> Problem description
Keep only those lines of the records that include the string "zaczadzenia".

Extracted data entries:
## START

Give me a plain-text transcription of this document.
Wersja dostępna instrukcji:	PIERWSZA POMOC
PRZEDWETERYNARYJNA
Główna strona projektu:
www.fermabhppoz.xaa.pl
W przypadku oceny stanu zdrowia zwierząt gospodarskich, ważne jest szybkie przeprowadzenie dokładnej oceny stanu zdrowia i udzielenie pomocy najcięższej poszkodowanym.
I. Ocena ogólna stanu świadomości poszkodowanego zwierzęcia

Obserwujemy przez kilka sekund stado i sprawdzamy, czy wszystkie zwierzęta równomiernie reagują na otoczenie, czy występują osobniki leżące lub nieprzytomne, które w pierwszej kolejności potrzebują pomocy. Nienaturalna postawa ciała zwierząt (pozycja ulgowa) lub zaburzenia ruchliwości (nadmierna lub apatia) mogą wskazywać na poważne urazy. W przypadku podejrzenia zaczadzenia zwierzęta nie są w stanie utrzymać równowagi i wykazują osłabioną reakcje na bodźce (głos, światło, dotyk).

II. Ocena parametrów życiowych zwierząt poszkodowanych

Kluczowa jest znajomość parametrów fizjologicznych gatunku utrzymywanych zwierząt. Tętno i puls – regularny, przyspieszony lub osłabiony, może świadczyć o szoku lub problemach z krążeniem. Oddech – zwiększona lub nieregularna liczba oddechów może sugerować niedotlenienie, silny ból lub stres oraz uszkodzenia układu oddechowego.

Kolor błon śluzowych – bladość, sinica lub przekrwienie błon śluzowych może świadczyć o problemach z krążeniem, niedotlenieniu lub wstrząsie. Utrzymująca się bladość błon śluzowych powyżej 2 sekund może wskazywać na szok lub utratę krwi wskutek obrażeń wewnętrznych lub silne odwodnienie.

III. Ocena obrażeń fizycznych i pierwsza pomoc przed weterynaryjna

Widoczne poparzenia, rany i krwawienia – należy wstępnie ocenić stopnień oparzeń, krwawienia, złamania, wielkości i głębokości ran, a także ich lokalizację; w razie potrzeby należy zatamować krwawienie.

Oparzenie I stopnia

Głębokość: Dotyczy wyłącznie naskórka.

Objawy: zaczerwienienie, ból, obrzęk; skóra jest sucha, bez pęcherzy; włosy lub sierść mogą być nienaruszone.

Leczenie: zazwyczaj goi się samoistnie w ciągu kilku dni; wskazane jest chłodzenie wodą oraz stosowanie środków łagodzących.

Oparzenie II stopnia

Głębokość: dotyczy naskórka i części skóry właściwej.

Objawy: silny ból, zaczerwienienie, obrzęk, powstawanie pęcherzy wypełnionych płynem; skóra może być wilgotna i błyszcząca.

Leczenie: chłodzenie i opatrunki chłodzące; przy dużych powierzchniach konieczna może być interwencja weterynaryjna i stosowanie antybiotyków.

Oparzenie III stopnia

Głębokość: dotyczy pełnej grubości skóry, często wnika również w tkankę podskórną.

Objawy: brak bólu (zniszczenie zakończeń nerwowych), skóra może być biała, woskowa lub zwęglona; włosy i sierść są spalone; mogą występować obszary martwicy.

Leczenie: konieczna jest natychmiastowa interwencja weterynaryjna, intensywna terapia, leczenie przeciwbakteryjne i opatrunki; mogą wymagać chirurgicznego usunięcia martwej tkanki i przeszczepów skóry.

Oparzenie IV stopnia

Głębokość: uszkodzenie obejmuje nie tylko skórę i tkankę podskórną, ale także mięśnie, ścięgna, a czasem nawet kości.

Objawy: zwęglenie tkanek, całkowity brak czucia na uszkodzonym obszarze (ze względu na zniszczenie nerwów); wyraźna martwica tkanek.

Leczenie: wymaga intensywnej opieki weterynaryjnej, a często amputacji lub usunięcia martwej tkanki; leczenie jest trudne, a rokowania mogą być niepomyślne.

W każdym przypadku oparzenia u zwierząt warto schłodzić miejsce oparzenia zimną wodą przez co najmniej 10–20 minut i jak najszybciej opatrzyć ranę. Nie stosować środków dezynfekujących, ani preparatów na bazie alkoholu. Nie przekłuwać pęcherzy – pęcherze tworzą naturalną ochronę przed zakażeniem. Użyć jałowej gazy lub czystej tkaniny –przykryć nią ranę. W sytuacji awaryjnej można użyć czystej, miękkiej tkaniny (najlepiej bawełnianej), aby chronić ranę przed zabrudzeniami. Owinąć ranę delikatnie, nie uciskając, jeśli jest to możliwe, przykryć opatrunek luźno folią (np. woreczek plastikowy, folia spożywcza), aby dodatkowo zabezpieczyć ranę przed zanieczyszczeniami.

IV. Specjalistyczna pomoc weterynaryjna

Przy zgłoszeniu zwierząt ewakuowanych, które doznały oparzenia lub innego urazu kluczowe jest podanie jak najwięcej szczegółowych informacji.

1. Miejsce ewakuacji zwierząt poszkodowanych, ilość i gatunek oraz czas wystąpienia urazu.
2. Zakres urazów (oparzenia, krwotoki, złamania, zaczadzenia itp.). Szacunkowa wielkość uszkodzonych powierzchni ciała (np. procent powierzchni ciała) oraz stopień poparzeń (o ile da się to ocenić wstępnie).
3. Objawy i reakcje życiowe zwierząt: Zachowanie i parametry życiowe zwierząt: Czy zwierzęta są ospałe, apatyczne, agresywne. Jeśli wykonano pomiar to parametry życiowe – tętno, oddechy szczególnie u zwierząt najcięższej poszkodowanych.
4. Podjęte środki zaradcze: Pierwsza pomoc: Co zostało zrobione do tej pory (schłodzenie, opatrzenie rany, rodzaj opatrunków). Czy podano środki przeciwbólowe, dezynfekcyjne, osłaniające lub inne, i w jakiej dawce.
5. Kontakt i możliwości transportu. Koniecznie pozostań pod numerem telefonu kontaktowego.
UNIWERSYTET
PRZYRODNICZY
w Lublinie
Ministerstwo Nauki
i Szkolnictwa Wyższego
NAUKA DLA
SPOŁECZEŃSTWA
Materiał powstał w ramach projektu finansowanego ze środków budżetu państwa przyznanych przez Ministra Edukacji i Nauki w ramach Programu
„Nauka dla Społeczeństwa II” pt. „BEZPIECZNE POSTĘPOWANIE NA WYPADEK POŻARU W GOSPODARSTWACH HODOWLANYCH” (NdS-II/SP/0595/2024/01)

## END

> Exercise answer
Obserwujemy przez kilka sekund stado i sprawdzamy, czy wszystkie zwierzęta równomiernie reagują na otoczenie, czy występują osobniki leżące lub nieprzytomne, które w pierwszej kolejności potrzebują pomocy. Nienaturalna postawa ciała zwierząt (pozycja ulgowa) lub zaburzenia ruchliwości (nadmierna lub apatia) mogą wskazywać na poważne urazy. W przypadku podejrzenia zaczadzenia zwierzęta nie są w stanie utrzymać równowagi i wykazują osłabioną reakcje na bodźce (głos, światło, dotyk).
2. Zakres urazów (oparzenia, krwotoki, złamania, zaczadzenia itp.). Szacunkowa wielkość uszkodzonych powierzchni ciała (np. procent powierzchni ciała) oraz stopień poparzeń (o ile da się to ocenić wstępnie).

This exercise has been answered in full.